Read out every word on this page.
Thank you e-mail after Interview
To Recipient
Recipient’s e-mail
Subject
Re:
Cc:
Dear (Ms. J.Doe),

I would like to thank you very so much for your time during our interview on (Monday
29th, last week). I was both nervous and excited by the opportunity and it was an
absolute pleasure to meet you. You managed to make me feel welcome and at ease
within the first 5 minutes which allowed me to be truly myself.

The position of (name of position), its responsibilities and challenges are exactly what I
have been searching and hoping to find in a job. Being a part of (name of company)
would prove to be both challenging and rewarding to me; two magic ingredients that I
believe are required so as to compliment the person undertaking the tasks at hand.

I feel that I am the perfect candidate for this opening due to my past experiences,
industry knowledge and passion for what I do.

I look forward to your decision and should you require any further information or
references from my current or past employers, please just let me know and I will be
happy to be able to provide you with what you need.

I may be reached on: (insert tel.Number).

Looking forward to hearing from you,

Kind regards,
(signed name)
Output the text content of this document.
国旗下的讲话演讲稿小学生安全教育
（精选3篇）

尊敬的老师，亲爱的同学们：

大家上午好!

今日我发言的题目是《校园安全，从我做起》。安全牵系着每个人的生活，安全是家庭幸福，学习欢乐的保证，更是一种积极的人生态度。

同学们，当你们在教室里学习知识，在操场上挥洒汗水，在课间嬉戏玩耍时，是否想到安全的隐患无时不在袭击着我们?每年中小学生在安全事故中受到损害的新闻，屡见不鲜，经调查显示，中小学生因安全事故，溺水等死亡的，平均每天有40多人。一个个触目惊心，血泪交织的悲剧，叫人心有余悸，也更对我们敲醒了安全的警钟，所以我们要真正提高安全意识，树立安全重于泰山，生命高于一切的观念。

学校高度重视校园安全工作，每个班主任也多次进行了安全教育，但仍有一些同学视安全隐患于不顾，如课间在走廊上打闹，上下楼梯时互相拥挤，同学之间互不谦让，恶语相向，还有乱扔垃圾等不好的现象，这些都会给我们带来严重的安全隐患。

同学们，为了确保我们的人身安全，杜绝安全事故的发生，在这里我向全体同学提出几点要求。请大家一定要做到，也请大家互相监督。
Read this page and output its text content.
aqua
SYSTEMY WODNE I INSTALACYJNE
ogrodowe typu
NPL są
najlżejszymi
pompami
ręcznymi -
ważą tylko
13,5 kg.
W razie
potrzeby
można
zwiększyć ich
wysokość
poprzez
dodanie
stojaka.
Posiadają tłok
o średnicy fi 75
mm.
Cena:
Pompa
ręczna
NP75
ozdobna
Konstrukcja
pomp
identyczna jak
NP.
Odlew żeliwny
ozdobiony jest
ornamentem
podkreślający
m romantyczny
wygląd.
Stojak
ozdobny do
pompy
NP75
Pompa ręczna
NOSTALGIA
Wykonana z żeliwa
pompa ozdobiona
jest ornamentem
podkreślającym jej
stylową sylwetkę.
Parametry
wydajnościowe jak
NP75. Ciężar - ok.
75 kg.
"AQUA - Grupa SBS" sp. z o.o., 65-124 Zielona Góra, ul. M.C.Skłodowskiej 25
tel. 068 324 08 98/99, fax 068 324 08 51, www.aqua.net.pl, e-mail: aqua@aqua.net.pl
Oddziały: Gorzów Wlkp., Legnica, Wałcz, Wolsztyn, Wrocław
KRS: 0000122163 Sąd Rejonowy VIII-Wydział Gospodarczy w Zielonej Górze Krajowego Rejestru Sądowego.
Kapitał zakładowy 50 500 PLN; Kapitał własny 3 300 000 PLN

------------------------------

(Given instruction): Beginning at the line where "Read this page and output its text content." appears, extract each line through the end of the data above; keep them exact and include nothing else.

(Expected answer):
Read this page and output its text content.
aqua
SYSTEMY WODNE I INSTALACYJNE
ogrodowe typu
NPL są
najlżejszymi
pompami
ręcznymi -
ważą tylko
13,5 kg.
W razie
potrzeby
można
zwiększyć ich
wysokość
poprzez
dodanie
stojaka.
Posiadają tłok
o średnicy fi 75
mm.
Cena:
Pompa
ręczna
NP75
ozdobna
Konstrukcja
pomp
identyczna jak
NP.
Odlew żeliwny
ozdobiony jest
ornamentem
podkreślający
m romantyczny
wygląd.
Stojak
ozdobny do
pompy
NP75
Pompa ręczna
NOSTALGIA
Wykonana z żeliwa
pompa ozdobiona
jest ornamentem
podkreślającym jej
stylową sylwetkę.
Parametry
wydajnościowe jak
NP75. Ciężar - ok.
75 kg.
"AQUA - Grupa SBS" sp. z o.o., 65-124 Zielona Góra, ul. M.C.Skłodowskiej 25
tel. 068 324 08 98/99, fax 068 324 08 51, www.aqua.net.pl, e-mail: aqua@aqua.net.pl
Oddziały: Gorzów Wlkp., Legnica, Wałcz, Wolsztyn, Wrocław
KRS: 0000122163 Sąd Rejonowy VIII-Wydział Gospodarczy w Zielonej Górze Krajowego Rejestru Sądowego.
Kapitał zakładowy 50 500 PLN; Kapitał własny 3 300 000 PLN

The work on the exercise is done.